| Instruction |
Check each line for the string "Automazione". Give only the count of lines that have it.

| Records supplied |
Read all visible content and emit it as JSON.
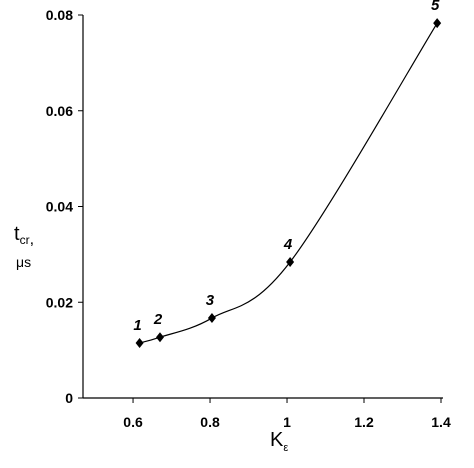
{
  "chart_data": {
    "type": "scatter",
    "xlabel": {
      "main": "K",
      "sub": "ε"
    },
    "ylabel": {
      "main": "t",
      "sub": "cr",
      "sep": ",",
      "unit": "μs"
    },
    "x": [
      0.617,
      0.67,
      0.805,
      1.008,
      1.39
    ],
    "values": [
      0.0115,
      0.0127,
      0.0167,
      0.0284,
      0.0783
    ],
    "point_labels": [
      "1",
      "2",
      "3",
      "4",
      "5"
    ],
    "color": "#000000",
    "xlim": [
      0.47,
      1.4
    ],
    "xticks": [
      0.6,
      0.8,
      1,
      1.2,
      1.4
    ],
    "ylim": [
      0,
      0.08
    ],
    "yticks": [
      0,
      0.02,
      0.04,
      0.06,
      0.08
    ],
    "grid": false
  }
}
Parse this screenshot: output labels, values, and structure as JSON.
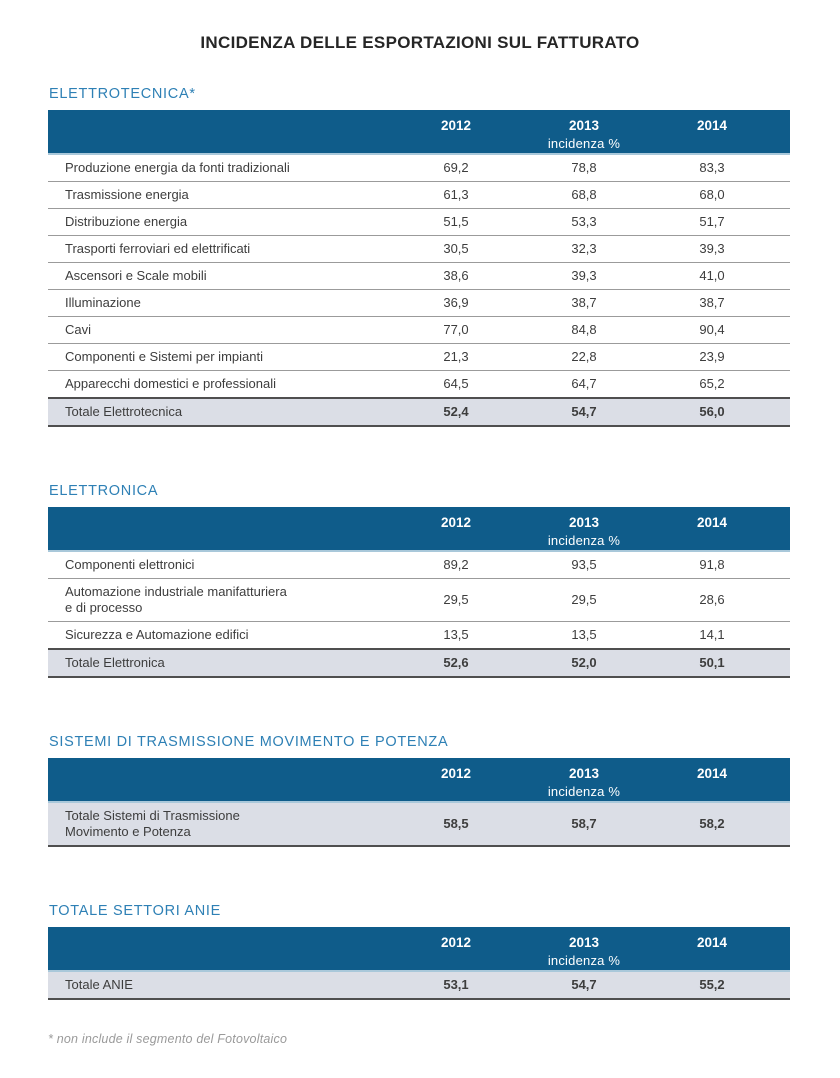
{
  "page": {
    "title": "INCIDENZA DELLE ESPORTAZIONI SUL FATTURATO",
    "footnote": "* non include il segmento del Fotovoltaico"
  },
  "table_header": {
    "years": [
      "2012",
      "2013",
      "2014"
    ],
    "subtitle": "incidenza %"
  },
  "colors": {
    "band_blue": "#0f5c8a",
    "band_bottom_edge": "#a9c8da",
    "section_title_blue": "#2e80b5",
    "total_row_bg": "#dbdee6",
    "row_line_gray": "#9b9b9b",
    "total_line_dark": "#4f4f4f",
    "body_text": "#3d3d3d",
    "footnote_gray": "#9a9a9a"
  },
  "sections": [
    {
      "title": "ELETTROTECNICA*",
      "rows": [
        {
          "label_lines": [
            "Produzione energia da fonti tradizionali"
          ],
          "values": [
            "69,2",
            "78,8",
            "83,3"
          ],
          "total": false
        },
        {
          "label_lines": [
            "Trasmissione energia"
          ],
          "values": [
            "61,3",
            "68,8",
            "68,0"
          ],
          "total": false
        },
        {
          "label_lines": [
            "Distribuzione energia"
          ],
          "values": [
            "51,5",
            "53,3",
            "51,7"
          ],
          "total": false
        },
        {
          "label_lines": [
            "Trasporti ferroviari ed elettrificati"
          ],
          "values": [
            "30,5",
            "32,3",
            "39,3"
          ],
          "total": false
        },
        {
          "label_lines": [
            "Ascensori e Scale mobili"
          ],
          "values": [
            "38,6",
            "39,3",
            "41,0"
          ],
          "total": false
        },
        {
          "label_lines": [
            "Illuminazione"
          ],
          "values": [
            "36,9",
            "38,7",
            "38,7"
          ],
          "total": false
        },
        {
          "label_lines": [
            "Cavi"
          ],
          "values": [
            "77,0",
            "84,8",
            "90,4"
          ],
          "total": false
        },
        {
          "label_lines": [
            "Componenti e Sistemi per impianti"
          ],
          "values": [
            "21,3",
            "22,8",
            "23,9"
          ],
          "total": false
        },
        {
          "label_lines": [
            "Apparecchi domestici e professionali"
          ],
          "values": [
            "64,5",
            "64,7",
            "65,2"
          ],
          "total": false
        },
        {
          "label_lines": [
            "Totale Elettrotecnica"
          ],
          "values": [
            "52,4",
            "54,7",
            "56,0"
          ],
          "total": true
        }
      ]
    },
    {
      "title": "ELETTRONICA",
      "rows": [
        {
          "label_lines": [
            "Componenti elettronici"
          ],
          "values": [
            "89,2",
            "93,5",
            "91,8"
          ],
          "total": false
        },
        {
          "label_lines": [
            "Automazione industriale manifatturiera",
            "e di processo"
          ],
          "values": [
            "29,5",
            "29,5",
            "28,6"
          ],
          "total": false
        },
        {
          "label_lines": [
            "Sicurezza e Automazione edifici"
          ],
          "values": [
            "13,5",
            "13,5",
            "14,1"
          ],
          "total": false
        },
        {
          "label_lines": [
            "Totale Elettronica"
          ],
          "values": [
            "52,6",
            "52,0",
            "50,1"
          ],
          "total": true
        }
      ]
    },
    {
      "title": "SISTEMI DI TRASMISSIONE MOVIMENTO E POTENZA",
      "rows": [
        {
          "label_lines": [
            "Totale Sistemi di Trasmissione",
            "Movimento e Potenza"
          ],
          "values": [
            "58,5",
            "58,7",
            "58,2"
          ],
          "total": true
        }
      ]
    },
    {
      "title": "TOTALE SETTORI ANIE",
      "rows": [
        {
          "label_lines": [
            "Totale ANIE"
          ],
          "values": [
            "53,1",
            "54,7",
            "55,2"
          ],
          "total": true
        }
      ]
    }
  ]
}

| Completed exercise |
2